§ Short task:
Scan the data below for the string "Positive". Copy every line where it appears.

☆ ☆ ☆

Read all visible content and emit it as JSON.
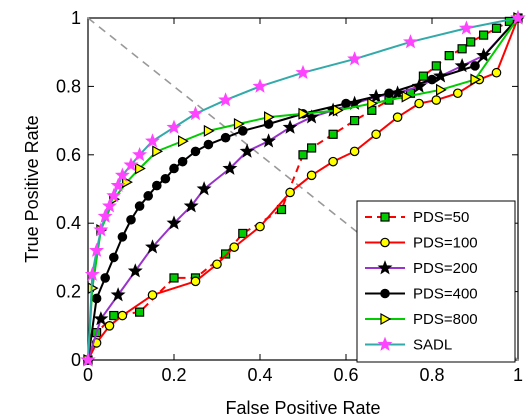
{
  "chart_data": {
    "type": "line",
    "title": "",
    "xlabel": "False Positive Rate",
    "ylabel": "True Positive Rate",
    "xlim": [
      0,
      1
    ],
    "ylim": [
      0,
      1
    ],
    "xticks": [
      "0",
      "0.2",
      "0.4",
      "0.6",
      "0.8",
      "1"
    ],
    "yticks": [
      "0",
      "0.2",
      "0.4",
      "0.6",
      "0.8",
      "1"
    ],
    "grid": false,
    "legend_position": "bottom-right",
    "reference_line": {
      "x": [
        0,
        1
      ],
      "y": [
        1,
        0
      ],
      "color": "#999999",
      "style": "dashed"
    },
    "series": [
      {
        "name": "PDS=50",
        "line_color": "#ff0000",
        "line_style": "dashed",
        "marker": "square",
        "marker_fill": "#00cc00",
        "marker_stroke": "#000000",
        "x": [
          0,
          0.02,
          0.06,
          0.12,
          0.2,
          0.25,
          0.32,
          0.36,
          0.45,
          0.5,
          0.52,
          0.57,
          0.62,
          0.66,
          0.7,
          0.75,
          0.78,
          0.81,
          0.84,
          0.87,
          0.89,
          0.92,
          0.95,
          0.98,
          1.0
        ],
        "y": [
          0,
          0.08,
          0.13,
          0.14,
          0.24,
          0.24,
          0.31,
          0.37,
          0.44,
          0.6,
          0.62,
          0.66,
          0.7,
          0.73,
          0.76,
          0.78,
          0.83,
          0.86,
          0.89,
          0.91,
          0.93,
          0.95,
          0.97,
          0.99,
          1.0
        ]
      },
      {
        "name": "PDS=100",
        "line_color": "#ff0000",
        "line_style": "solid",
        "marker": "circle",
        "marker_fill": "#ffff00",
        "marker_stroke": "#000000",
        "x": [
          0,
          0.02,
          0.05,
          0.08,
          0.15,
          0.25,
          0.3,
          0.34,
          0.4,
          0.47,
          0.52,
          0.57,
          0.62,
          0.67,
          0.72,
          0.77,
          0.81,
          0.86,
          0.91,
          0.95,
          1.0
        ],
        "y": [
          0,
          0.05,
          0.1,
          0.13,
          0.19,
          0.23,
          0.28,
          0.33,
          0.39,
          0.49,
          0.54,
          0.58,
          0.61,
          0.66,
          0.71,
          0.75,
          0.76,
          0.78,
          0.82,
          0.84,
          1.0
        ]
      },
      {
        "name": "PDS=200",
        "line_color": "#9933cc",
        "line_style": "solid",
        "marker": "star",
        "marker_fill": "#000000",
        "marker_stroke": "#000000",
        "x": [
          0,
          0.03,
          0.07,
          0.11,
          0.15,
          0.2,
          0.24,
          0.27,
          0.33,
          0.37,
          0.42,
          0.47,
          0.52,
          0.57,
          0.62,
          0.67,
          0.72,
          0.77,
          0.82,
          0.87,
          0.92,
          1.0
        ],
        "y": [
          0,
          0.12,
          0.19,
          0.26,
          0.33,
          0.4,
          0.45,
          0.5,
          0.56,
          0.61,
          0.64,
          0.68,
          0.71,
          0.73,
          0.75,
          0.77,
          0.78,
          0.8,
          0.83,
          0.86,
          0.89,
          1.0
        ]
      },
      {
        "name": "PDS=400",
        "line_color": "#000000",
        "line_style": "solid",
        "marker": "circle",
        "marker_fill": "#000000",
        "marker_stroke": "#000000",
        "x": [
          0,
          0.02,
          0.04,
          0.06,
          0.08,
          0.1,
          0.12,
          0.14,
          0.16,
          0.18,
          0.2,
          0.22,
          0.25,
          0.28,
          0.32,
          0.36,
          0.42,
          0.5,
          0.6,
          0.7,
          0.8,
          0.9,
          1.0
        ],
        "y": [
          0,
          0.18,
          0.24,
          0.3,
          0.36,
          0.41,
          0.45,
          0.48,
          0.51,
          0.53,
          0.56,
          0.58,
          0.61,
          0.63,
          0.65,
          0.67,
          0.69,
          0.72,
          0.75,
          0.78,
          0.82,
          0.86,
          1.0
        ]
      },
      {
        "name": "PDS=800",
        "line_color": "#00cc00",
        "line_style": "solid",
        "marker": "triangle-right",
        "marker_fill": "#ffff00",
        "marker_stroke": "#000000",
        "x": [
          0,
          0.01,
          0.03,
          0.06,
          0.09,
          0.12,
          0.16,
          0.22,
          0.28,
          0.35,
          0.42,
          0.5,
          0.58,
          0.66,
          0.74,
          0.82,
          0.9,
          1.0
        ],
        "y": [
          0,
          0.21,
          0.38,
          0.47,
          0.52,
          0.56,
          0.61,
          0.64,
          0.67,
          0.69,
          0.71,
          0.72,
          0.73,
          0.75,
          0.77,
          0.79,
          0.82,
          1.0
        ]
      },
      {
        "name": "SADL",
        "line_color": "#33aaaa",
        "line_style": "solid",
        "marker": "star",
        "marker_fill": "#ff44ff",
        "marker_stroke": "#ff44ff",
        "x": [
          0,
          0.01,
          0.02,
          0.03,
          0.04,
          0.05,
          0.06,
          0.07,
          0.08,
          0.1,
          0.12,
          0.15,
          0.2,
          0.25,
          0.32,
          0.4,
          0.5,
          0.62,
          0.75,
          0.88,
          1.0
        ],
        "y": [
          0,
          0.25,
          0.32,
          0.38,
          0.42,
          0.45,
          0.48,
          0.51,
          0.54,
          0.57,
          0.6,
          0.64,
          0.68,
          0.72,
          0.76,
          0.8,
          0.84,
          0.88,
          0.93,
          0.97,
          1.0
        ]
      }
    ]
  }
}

☆ ☆ ☆

§ Full output:
    "xlabel": "False Positive Rate",
    "ylabel": "True Positive Rate",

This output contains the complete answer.